-- Exercise requirements --
Repeat all entries exactly.

-- Task material --
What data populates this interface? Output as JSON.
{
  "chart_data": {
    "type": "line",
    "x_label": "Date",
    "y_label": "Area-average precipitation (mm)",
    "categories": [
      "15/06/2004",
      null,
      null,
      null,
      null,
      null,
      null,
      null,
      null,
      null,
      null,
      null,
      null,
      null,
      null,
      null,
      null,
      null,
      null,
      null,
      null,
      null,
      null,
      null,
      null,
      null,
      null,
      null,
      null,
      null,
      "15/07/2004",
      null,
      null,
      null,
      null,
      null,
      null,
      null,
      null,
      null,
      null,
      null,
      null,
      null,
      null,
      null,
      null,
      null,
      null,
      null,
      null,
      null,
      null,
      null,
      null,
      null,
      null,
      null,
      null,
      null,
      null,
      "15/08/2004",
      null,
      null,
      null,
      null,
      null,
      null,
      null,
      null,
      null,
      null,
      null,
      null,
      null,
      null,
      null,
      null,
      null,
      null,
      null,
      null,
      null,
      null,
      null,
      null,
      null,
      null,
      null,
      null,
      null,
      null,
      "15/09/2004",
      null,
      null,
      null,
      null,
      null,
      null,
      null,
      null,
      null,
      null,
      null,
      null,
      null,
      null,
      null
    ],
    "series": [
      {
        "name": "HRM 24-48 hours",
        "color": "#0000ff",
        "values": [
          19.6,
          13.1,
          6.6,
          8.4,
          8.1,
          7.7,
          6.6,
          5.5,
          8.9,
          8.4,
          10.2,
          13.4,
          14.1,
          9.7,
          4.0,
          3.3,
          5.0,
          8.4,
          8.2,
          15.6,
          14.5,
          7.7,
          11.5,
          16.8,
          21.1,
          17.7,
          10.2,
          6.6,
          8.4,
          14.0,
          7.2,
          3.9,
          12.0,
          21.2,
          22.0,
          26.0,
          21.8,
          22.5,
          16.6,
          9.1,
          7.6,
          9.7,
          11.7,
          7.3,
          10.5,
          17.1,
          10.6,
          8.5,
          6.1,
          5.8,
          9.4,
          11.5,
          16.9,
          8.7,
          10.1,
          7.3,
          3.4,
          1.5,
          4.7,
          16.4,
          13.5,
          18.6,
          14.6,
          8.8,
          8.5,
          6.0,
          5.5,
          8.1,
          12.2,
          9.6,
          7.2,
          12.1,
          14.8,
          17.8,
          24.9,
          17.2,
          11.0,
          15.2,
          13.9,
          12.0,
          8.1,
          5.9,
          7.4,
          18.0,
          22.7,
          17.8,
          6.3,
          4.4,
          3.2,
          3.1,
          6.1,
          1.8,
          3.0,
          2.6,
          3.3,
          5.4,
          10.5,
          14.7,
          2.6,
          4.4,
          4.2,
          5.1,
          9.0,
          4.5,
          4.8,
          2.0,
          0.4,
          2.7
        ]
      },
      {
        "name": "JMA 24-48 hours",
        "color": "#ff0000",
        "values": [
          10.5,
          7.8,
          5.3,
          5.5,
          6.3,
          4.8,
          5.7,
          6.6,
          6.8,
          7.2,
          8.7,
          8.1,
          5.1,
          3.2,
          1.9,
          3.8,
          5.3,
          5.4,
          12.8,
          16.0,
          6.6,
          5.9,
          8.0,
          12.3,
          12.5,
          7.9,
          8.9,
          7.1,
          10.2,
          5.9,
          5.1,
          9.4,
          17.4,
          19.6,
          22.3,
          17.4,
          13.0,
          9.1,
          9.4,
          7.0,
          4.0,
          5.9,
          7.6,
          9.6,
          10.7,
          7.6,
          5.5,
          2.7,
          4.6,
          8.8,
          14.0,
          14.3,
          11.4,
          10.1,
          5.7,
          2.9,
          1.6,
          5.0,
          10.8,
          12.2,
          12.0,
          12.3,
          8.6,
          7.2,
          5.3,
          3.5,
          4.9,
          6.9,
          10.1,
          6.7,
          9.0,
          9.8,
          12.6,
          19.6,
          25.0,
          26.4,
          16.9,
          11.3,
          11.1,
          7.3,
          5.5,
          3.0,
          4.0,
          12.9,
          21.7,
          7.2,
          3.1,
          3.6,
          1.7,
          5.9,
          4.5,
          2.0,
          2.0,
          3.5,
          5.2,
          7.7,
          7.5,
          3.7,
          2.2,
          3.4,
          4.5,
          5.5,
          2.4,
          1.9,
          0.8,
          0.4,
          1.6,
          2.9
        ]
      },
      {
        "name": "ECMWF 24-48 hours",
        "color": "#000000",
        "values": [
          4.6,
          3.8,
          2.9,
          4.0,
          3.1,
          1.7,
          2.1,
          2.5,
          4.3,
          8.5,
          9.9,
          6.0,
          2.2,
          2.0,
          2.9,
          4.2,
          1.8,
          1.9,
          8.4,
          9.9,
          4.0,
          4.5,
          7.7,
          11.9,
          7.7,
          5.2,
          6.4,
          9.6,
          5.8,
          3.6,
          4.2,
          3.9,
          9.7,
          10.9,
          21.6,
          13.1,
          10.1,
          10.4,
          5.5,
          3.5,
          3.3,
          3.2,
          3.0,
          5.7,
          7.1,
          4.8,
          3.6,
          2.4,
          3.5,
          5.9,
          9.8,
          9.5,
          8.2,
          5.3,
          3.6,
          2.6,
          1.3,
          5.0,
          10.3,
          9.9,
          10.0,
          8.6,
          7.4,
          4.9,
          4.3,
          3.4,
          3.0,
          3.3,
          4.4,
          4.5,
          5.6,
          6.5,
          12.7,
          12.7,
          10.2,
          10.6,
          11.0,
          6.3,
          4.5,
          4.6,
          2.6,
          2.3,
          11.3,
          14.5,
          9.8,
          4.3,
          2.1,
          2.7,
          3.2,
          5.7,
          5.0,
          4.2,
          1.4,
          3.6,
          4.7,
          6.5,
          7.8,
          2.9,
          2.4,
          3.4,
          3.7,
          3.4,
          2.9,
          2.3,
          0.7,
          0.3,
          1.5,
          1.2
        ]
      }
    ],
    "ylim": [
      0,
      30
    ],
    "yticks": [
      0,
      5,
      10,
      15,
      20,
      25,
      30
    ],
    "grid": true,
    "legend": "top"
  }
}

-- Task output --
What data populates this interface? Output as JSON.
{
  "chart_data": {
    "type": "line",
    "x_label": "Date",
    "y_label": "Area-average precipitation (mm)",
    "categories": [
      "15/06/2004",
      null,
      null,
      null,
      null,
      null,
      null,
      null,
      null,
      null,
      null,
      null,
      null,
      null,
      null,
      null,
      null,
      null,
      null,
      null,
      null,
      null,
      null,
      null,
      null,
      null,
      null,
      null,
      null,
      null,
      "15/07/2004",
      null,
      null,
      null,
      null,
      null,
      null,
      null,
      null,
      null,
      null,
      null,
      null,
      null,
      null,
      null,
      null,
      null,
      null,
      null,
      null,
      null,
      null,
      null,
      null,
      null,
      null,
      null,
      null,
      null,
      null,
      "15/08/2004",
      null,
      null,
      null,
      null,
      null,
      null,
      null,
      null,
      null,
      null,
      null,
      null,
      null,
      null,
      null,
      null,
      null,
      null,
      null,
      null,
      null,
      null,
      null,
      null,
      null,
      null,
      null,
      null,
      null,
      null,
      "15/09/2004",
      null,
      null,
      null,
      null,
      null,
      null,
      null,
      null,
      null,
      null,
      null,
      null,
      null,
      null,
      null
    ],
    "series": [
      {
        "name": "HRM 24-48 hours",
        "color": "#0000ff",
        "values": [
          19.6,
          13.1,
          6.6,
          8.4,
          8.1,
          7.7,
          6.6,
          5.5,
          8.9,
          8.4,
          10.2,
          13.4,
          14.1,
          9.7,
          4.0,
          3.3,
          5.0,
          8.4,
          8.2,
          15.6,
          14.5,
          7.7,
          11.5,
          16.8,
          21.1,
          17.7,
          10.2,
          6.6,
          8.4,
          14.0,
          7.2,
          3.9,
          12.0,
          21.2,
          22.0,
          26.0,
          21.8,
          22.5,
          16.6,
          9.1,
          7.6,
          9.7,
          11.7,
          7.3,
          10.5,
          17.1,
          10.6,
          8.5,
          6.1,
          5.8,
          9.4,
          11.5,
          16.9,
          8.7,
          10.1,
          7.3,
          3.4,
          1.5,
          4.7,
          16.4,
          13.5,
          18.6,
          14.6,
          8.8,
          8.5,
          6.0,
          5.5,
          8.1,
          12.2,
          9.6,
          7.2,
          12.1,
          14.8,
          17.8,
          24.9,
          17.2,
          11.0,
          15.2,
          13.9,
          12.0,
          8.1,
          5.9,
          7.4,
          18.0,
          22.7,
          17.8,
          6.3,
          4.4,
          3.2,
          3.1,
          6.1,
          1.8,
          3.0,
          2.6,
          3.3,
          5.4,
          10.5,
          14.7,
          2.6,
          4.4,
          4.2,
          5.1,
          9.0,
          4.5,
          4.8,
          2.0,
          0.4,
          2.7
        ]
      },
      {
        "name": "JMA 24-48 hours",
        "color": "#ff0000",
        "values": [
          10.5,
          7.8,
          5.3,
          5.5,
          6.3,
          4.8,
          5.7,
          6.6,
          6.8,
          7.2,
          8.7,
          8.1,
          5.1,
          3.2,
          1.9,
          3.8,
          5.3,
          5.4,
          12.8,
          16.0,
          6.6,
          5.9,
          8.0,
          12.3,
          12.5,
          7.9,
          8.9,
          7.1,
          10.2,
          5.9,
          5.1,
          9.4,
          17.4,
          19.6,
          22.3,
          17.4,
          13.0,
          9.1,
          9.4,
          7.0,
          4.0,
          5.9,
          7.6,
          9.6,
          10.7,
          7.6,
          5.5,
          2.7,
          4.6,
          8.8,
          14.0,
          14.3,
          11.4,
          10.1,
          5.7,
          2.9,
          1.6,
          5.0,
          10.8,
          12.2,
          12.0,
          12.3,
          8.6,
          7.2,
          5.3,
          3.5,
          4.9,
          6.9,
          10.1,
          6.7,
          9.0,
          9.8,
          12.6,
          19.6,
          25.0,
          26.4,
          16.9,
          11.3,
          11.1,
          7.3,
          5.5,
          3.0,
          4.0,
          12.9,
          21.7,
          7.2,
          3.1,
          3.6,
          1.7,
          5.9,
          4.5,
          2.0,
          2.0,
          3.5,
          5.2,
          7.7,
          7.5,
          3.7,
          2.2,
          3.4,
          4.5,
          5.5,
          2.4,
          1.9,
          0.8,
          0.4,
          1.6,
          2.9
        ]
      },
      {
        "name": "ECMWF 24-48 hours",
        "color": "#000000",
        "values": [
          4.6,
          3.8,
          2.9,
          4.0,
          3.1,
          1.7,
          2.1,
          2.5,
          4.3,
          8.5,
          9.9,
          6.0,
          2.2,
          2.0,
          2.9,
          4.2,
          1.8,
          1.9,
          8.4,
          9.9,
          4.0,
          4.5,
          7.7,
          11.9,
          7.7,
          5.2,
          6.4,
          9.6,
          5.8,
          3.6,
          4.2,
          3.9,
          9.7,
          10.9,
          21.6,
          13.1,
          10.1,
          10.4,
          5.5,
          3.5,
          3.3,
          3.2,
          3.0,
          5.7,
          7.1,
          4.8,
          3.6,
          2.4,
          3.5,
          5.9,
          9.8,
          9.5,
          8.2,
          5.3,
          3.6,
          2.6,
          1.3,
          5.0,
          10.3,
          9.9,
          10.0,
          8.6,
          7.4,
          4.9,
          4.3,
          3.4,
          3.0,
          3.3,
          4.4,
          4.5,
          5.6,
          6.5,
          12.7,
          12.7,
          10.2,
          10.6,
          11.0,
          6.3,
          4.5,
          4.6,
          2.6,
          2.3,
          11.3,
          14.5,
          9.8,
          4.3,
          2.1,
          2.7,
          3.2,
          5.7,
          5.0,
          4.2,
          1.4,
          3.6,
          4.7,
          6.5,
          7.8,
          2.9,
          2.4,
          3.4,
          3.7,
          3.4,
          2.9,
          2.3,
          0.7,
          0.3,
          1.5,
          1.2
        ]
      }
    ],
    "ylim": [
      0,
      30
    ],
    "yticks": [
      0,
      5,
      10,
      15,
      20,
      25,
      30
    ],
    "grid": true,
    "legend": "top"
  }
}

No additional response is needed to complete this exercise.